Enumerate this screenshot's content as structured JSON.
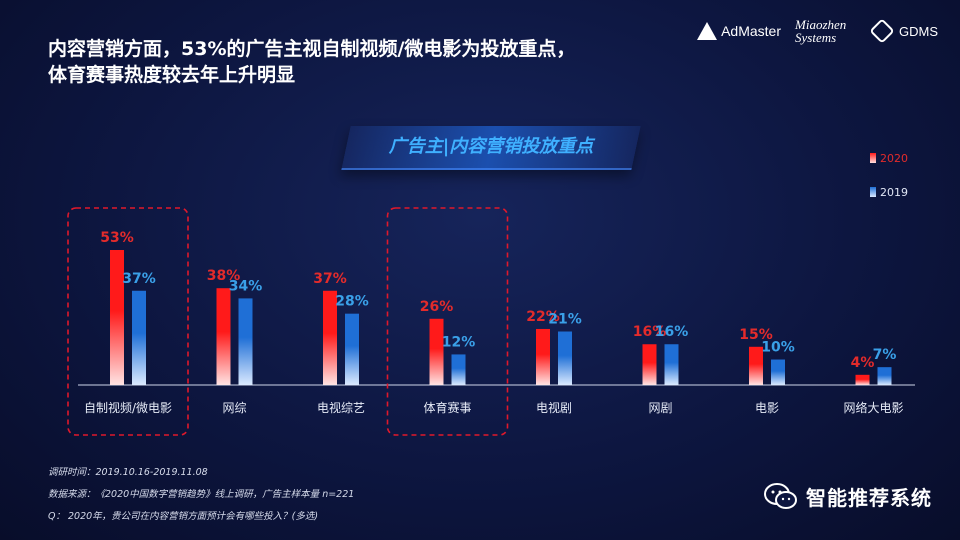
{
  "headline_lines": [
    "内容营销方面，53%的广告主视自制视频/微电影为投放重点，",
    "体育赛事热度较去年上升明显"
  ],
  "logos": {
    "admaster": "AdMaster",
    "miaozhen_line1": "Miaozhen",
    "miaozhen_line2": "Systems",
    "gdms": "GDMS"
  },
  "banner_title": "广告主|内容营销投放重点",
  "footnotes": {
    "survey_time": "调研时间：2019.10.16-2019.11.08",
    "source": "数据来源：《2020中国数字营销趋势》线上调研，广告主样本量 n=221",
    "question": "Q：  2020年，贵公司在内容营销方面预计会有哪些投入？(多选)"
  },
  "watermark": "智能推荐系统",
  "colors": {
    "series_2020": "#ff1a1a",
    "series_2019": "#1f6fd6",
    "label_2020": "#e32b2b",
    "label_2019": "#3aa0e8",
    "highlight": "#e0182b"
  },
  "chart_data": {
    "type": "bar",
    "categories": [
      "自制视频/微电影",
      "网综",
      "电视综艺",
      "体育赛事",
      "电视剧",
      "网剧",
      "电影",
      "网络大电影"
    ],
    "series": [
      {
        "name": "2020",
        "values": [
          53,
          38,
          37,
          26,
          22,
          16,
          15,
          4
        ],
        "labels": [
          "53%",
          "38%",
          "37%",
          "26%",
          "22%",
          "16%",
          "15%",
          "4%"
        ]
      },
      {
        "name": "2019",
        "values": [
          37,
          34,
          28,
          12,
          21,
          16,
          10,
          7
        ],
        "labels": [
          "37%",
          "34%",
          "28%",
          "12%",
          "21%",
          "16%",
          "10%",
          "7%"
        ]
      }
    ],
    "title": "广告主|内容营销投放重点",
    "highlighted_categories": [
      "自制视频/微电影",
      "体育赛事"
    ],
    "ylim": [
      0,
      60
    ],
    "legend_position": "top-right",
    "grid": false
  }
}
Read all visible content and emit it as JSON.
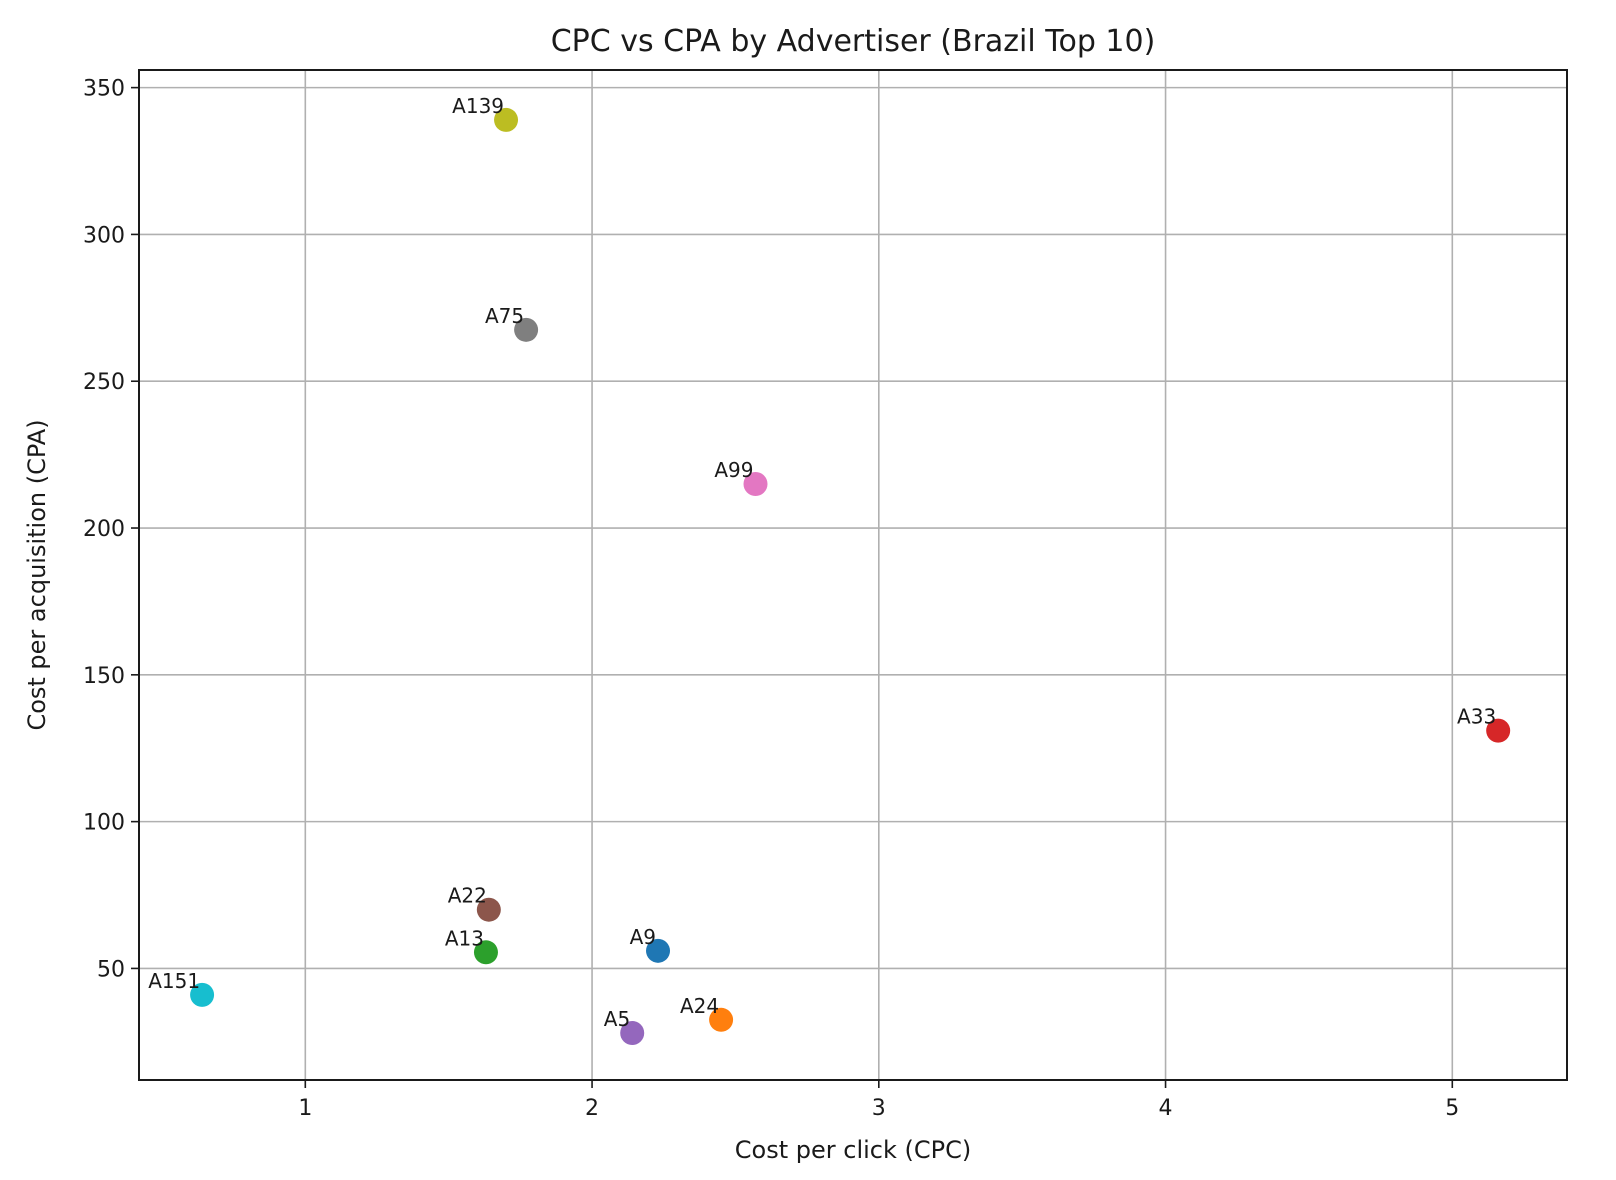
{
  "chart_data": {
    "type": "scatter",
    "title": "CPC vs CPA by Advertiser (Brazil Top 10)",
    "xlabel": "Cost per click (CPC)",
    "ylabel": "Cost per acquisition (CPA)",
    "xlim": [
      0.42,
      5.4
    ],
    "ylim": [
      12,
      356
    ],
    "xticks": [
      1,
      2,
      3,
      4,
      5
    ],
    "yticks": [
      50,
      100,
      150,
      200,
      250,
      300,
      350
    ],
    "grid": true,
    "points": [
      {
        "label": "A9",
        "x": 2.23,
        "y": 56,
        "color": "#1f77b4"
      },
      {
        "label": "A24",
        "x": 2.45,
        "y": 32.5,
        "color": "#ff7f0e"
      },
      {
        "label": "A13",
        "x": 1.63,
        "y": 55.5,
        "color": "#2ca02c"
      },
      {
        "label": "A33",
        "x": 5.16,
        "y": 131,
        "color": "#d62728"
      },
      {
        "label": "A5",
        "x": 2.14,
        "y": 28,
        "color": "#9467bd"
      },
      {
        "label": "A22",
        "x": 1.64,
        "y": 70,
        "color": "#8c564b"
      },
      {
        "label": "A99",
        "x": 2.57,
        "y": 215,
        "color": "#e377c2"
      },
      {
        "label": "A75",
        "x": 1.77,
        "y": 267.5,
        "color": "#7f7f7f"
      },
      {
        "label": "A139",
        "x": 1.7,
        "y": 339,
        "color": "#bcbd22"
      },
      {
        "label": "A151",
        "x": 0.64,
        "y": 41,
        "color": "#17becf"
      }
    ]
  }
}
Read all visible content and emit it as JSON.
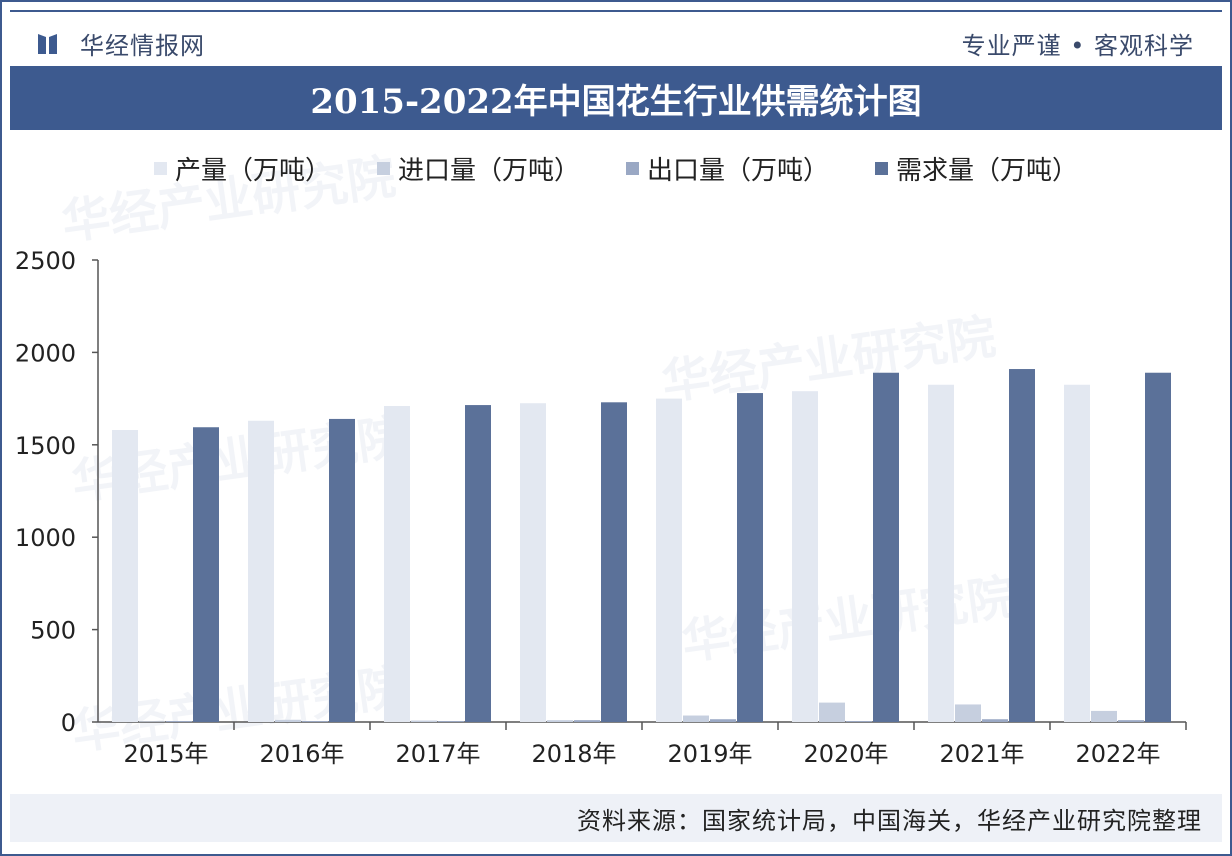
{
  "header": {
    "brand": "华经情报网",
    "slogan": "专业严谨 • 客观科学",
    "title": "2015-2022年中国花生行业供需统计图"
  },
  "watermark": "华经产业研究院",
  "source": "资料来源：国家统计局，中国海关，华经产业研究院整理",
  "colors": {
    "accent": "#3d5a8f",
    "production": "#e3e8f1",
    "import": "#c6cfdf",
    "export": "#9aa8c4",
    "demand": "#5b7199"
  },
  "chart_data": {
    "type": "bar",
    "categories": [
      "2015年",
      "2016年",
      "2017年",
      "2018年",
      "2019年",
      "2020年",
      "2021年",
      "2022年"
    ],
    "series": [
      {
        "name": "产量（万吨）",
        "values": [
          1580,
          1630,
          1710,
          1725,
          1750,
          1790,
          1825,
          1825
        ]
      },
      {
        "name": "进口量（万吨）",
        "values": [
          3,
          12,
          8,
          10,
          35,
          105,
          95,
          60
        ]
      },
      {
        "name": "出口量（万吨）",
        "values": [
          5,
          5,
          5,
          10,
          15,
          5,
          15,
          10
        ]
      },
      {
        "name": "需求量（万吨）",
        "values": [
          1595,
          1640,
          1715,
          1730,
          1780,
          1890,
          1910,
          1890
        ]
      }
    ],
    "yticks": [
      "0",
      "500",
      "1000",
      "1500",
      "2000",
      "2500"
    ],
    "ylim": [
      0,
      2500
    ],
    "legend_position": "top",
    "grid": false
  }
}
———
--- Challenge ---
Find every line in the records above that holds the word "source", and copy each one.

--- Solution to this task ---
    "source": "数据来源：《2020中国数字营销趋势》线上调研，广告主样本量 n=221",
  "source": "资料来源：国家统计局，中国海关，华经产业研究院整理",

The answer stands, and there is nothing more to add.